§ Exercise task
Provide only the number of lines in the data below that contain the word "Casas".

§ Dataset extract
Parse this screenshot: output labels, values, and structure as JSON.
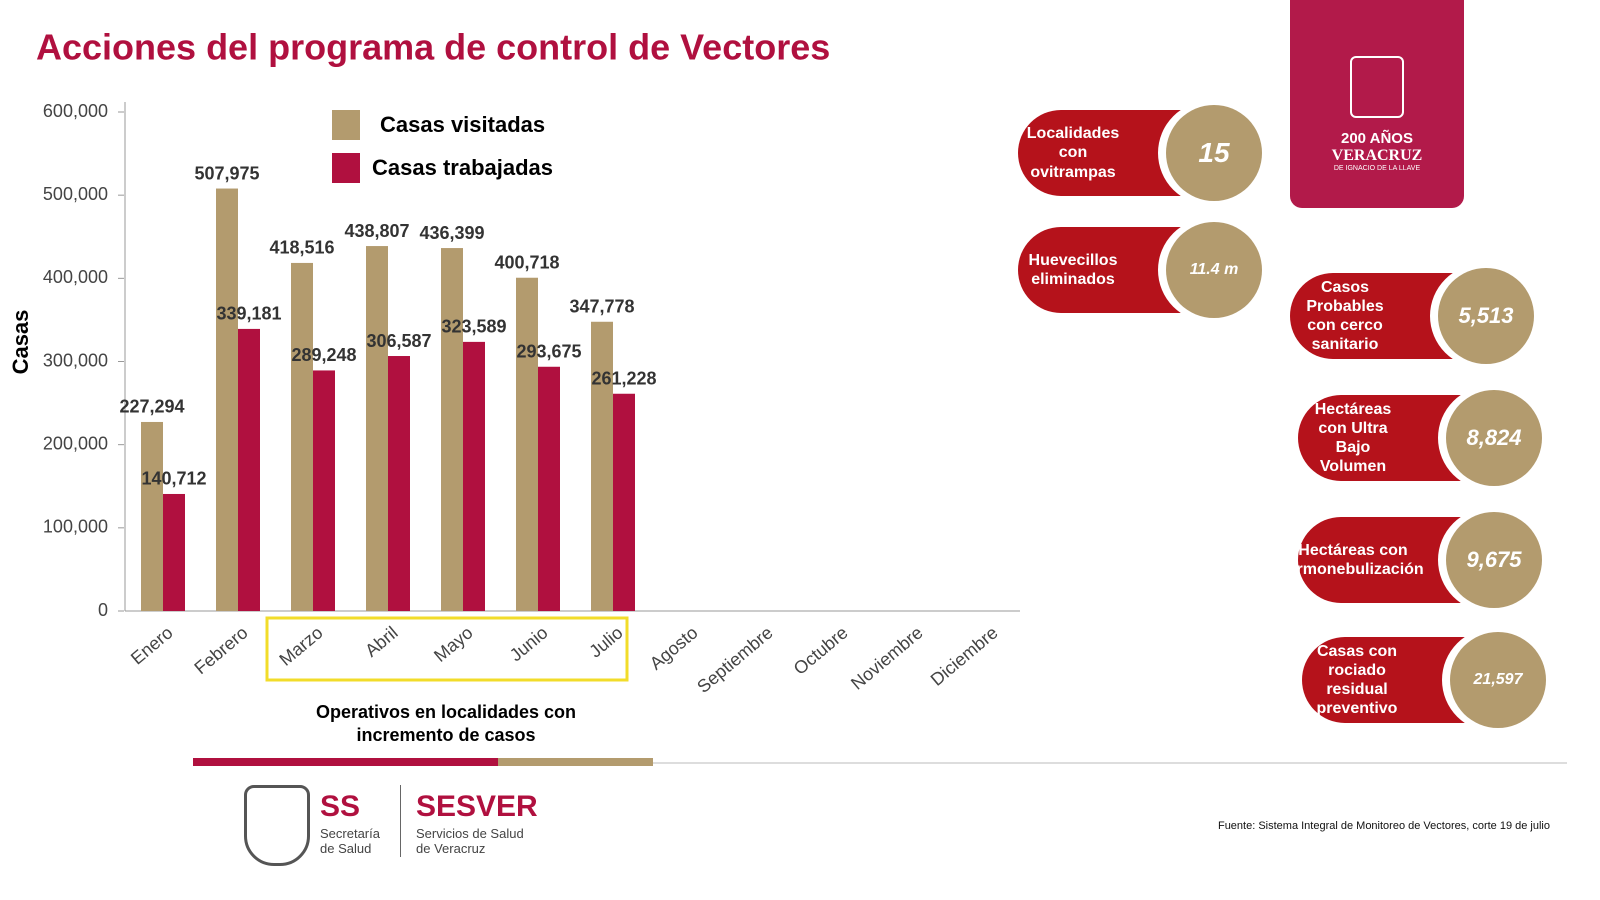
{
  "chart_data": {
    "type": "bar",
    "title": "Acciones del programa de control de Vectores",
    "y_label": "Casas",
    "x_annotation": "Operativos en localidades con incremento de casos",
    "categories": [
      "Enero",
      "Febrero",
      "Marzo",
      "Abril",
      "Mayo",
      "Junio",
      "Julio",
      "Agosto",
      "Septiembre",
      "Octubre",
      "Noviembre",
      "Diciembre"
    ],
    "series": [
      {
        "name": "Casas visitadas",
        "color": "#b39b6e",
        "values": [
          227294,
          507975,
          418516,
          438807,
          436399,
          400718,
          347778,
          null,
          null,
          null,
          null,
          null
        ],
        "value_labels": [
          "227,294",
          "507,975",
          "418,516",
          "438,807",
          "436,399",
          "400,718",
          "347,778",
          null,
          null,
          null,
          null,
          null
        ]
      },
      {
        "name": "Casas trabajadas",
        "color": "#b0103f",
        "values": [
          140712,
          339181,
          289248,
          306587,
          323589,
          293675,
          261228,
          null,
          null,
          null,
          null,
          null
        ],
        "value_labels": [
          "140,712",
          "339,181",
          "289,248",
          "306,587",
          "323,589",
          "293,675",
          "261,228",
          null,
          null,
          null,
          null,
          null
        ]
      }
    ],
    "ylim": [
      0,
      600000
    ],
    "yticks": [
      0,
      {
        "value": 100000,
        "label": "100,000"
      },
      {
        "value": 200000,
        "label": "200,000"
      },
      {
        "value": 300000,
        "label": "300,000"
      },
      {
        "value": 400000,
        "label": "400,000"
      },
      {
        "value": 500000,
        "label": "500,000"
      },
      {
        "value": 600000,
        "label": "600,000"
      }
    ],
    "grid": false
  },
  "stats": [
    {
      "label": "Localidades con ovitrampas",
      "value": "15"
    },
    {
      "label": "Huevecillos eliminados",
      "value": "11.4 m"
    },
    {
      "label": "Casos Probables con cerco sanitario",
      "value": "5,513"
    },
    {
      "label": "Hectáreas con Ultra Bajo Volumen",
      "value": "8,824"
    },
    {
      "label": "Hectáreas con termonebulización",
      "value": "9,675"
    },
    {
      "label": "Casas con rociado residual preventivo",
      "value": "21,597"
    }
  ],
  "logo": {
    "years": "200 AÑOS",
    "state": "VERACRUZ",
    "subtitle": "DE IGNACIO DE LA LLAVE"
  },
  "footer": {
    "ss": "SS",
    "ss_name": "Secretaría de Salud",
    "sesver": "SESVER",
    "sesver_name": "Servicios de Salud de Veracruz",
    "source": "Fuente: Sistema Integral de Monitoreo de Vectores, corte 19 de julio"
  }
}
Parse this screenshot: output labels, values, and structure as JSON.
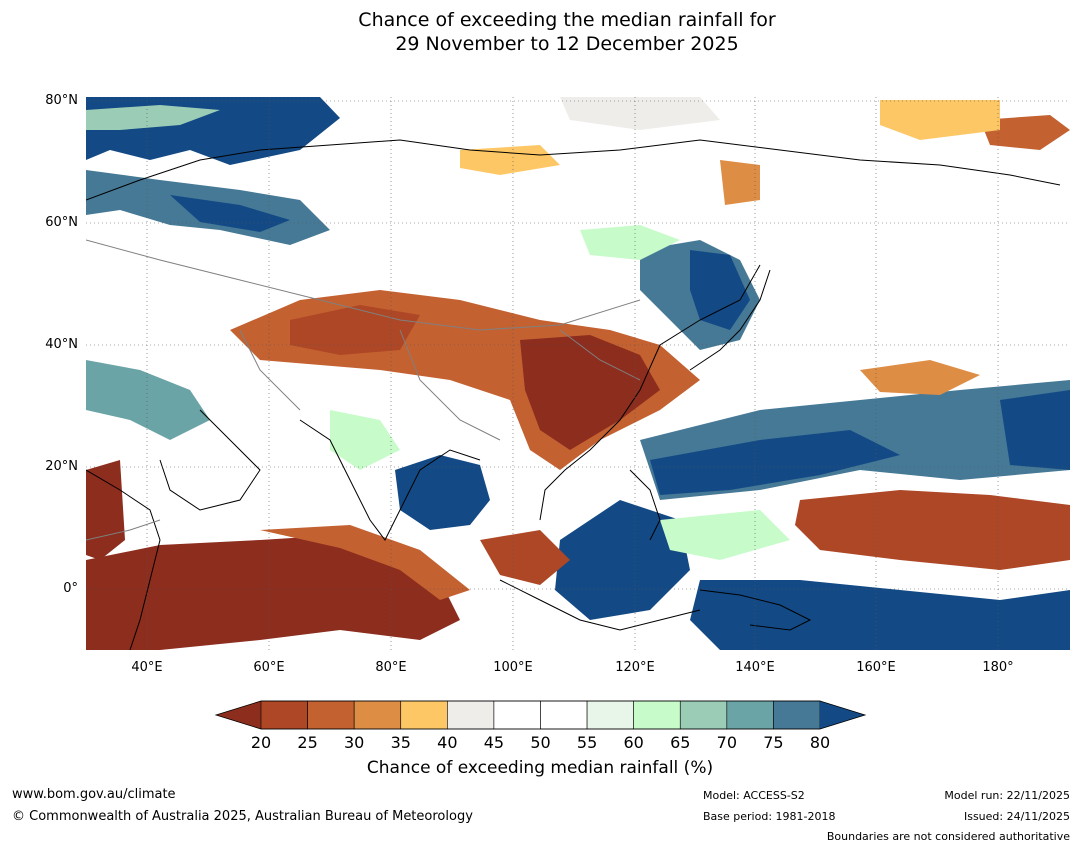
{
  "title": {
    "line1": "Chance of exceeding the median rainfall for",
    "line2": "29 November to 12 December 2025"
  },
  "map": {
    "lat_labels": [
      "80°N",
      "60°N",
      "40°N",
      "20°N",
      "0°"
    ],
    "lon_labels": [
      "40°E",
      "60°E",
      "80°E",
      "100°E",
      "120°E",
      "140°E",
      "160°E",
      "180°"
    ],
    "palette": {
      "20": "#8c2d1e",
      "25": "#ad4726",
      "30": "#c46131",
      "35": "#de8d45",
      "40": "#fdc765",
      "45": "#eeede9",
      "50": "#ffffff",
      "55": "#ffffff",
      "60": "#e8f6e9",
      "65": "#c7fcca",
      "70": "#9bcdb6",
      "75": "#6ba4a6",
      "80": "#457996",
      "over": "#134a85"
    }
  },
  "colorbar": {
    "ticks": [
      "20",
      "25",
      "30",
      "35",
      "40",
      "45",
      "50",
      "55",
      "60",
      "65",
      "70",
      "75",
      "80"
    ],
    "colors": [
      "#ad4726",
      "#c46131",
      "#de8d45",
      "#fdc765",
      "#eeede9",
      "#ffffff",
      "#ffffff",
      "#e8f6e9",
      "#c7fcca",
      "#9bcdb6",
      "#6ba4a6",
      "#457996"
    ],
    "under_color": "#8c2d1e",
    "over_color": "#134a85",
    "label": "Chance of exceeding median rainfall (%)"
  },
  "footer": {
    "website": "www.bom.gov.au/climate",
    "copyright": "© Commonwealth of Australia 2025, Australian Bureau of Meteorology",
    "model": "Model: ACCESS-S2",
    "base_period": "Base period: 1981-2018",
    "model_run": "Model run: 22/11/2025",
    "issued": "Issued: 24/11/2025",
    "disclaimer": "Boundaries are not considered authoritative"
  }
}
--
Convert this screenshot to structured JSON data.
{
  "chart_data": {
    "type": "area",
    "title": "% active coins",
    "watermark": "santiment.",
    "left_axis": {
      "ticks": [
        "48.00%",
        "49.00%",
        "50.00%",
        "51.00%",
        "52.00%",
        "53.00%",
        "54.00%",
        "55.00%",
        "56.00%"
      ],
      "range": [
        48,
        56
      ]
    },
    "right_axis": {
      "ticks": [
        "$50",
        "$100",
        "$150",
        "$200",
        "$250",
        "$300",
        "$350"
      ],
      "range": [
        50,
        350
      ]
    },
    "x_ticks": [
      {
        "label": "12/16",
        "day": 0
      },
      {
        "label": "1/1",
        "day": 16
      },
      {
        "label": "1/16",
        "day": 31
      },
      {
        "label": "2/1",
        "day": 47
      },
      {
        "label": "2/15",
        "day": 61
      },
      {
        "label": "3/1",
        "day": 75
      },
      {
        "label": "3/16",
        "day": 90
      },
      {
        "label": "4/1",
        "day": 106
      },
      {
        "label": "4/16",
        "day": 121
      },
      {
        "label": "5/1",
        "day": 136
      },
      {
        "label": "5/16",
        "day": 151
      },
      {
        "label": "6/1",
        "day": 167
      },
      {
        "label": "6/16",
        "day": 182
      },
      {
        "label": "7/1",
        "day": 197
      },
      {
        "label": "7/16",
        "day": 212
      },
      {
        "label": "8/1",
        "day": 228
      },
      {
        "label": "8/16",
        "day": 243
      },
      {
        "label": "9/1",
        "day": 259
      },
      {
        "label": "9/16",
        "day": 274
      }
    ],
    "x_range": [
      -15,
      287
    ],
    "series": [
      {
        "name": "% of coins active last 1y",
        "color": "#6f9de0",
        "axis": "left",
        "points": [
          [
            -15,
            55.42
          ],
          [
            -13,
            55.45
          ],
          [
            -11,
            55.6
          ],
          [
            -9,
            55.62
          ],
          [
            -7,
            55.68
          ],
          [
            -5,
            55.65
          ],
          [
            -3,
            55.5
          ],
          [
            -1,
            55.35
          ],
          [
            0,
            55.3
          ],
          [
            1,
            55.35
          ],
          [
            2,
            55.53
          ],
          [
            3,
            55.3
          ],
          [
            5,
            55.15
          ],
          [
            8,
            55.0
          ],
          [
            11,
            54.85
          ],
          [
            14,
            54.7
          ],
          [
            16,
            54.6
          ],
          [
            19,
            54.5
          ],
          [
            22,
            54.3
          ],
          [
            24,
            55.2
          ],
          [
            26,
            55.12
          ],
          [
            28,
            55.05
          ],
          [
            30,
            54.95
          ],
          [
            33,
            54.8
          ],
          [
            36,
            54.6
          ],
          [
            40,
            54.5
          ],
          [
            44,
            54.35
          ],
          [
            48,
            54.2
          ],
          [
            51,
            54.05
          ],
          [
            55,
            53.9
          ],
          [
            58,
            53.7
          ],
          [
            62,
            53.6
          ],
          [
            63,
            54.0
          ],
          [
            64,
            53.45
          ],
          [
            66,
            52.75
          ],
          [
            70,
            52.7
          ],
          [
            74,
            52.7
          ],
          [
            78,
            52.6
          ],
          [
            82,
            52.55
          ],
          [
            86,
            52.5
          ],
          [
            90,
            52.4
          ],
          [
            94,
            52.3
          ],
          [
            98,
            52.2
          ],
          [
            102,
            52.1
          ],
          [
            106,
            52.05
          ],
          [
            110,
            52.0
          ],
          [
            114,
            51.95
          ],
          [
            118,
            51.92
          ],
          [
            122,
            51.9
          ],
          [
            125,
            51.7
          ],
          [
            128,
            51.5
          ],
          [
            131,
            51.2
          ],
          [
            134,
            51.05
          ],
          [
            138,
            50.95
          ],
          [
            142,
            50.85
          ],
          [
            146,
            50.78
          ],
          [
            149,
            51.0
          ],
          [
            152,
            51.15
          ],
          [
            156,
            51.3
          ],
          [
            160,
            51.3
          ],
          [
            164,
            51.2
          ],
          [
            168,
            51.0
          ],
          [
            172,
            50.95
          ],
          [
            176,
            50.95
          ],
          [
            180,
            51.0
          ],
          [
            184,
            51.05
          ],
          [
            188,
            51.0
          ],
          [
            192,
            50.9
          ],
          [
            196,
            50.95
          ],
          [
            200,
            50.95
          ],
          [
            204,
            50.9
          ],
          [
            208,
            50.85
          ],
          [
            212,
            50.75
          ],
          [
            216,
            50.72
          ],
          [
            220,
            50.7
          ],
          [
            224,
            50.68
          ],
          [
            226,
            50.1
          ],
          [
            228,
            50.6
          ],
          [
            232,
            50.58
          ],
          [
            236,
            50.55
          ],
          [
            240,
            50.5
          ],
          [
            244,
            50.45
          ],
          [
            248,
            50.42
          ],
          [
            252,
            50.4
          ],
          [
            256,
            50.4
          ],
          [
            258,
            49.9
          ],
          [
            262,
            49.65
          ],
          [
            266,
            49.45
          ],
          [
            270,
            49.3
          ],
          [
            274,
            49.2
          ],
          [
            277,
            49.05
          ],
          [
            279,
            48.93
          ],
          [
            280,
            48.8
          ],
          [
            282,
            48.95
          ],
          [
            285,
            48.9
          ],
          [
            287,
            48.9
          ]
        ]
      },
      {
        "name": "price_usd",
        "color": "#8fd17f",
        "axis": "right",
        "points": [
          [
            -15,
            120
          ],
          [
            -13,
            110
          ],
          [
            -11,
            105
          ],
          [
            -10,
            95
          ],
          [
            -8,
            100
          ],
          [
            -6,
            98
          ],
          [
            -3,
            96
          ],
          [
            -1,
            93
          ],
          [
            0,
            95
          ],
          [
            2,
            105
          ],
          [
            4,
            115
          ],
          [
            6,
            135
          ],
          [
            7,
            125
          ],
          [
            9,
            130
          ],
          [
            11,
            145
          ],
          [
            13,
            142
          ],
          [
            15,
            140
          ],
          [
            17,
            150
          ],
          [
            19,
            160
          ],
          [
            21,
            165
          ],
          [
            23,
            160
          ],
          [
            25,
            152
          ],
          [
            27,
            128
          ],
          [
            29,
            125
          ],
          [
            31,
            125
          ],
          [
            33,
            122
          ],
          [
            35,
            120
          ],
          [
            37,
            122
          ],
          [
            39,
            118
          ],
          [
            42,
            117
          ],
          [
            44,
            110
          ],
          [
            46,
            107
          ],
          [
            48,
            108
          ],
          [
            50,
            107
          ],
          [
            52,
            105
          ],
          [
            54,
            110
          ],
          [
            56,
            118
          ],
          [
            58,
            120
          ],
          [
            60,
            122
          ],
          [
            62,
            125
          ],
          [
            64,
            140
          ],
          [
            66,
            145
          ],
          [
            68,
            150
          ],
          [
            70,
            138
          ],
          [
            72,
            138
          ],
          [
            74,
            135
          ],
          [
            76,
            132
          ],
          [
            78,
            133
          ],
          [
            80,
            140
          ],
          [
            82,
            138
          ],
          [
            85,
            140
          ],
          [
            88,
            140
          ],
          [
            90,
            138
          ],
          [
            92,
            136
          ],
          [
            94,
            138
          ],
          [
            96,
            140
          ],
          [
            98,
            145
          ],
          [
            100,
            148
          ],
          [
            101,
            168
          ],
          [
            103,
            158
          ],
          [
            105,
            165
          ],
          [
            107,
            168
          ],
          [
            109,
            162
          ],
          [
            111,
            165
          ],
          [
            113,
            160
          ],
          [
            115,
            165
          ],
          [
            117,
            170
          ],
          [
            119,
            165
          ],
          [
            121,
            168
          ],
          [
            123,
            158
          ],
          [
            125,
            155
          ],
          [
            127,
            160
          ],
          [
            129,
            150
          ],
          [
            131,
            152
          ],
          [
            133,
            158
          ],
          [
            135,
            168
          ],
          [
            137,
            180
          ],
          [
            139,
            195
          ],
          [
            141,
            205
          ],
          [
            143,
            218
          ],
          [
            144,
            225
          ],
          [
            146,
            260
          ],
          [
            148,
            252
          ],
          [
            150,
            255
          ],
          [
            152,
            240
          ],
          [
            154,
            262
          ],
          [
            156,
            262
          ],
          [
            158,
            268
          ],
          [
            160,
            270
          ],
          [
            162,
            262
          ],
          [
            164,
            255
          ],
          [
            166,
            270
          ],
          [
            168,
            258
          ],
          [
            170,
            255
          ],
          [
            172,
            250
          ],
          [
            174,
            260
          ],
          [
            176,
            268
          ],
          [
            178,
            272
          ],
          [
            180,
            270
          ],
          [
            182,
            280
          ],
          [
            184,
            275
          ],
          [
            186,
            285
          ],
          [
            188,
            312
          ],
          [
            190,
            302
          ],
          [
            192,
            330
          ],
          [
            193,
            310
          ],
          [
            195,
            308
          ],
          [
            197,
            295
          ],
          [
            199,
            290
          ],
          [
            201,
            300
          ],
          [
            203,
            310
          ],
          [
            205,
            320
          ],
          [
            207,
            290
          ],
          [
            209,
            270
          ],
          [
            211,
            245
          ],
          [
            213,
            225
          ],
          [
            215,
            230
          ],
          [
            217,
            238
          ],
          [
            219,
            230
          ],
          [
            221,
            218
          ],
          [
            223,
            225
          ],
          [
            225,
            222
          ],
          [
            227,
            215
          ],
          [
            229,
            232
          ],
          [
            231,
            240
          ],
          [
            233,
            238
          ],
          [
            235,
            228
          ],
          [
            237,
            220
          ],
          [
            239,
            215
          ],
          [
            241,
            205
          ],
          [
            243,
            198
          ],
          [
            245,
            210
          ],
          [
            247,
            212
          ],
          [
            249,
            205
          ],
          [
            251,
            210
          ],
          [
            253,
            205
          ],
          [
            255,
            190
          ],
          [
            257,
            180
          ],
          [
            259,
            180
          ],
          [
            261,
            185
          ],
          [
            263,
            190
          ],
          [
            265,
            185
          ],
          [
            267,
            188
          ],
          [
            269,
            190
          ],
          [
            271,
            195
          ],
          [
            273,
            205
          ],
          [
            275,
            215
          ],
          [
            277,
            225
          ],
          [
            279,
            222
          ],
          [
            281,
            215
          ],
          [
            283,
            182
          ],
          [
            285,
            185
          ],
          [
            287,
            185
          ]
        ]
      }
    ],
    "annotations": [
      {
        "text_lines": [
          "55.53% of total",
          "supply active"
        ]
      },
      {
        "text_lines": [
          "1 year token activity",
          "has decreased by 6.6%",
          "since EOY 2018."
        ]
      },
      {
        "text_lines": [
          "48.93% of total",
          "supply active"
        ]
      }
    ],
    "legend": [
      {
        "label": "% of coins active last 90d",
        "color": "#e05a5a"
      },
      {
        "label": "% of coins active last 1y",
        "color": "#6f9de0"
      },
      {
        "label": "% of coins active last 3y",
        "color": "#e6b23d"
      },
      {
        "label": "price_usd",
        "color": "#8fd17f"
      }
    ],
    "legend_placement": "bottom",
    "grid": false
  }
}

§ Written solution
4